**What the task requires**
Go through the entries and count the lines with the string "this" in them. Give only that number.

-- Start of Data to use --

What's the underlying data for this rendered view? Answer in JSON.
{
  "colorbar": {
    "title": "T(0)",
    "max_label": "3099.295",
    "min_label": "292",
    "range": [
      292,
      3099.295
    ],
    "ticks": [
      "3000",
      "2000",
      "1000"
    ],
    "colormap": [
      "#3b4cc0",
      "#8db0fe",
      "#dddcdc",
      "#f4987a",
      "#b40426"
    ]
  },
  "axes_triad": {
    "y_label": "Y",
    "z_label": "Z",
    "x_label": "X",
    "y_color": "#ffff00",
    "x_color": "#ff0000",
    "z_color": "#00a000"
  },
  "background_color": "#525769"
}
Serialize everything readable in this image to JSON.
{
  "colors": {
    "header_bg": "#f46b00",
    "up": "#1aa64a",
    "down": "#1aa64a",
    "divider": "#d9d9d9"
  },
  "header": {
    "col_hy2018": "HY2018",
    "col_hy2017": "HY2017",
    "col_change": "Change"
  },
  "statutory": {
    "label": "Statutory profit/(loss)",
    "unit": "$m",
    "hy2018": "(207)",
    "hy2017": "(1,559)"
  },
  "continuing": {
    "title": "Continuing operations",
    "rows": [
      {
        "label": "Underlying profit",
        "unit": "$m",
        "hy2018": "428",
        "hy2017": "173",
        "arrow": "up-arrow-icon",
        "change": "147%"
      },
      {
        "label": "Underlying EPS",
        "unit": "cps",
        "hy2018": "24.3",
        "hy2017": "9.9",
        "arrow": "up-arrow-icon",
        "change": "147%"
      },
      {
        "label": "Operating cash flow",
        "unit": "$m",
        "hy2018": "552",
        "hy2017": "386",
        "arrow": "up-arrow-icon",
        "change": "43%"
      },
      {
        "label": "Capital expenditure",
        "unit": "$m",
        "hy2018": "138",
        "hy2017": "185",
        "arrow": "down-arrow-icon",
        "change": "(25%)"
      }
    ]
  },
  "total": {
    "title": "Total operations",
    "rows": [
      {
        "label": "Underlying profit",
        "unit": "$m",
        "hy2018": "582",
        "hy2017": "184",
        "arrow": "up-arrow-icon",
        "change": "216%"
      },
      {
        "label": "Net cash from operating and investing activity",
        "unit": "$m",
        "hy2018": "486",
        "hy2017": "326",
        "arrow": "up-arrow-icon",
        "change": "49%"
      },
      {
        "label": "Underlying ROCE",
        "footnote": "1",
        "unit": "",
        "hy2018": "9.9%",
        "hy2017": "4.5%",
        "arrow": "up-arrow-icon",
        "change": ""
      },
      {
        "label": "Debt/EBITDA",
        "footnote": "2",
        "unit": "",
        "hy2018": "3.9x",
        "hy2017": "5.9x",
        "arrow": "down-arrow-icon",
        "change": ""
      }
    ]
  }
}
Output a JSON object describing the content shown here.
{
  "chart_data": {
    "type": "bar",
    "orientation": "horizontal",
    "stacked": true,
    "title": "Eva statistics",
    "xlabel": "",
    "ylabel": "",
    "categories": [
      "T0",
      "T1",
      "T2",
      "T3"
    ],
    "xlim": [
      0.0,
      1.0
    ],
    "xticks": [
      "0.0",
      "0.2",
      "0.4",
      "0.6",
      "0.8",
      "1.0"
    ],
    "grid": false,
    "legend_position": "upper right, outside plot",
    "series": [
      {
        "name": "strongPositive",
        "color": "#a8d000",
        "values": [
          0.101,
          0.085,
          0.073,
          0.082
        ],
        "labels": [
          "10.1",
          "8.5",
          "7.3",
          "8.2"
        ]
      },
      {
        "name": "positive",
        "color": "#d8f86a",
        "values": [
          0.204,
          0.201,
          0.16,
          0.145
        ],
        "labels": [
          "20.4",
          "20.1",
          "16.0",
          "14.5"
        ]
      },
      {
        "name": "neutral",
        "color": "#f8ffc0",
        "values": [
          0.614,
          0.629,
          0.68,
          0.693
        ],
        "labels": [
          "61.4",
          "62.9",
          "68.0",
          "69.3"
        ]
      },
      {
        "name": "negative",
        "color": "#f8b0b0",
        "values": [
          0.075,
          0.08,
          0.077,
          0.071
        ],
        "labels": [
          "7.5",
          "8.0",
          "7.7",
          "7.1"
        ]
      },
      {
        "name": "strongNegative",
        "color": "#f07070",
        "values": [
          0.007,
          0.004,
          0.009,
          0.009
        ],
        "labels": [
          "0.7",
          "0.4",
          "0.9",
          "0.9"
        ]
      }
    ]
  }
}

-- End of Data to use --

**Written answer**
2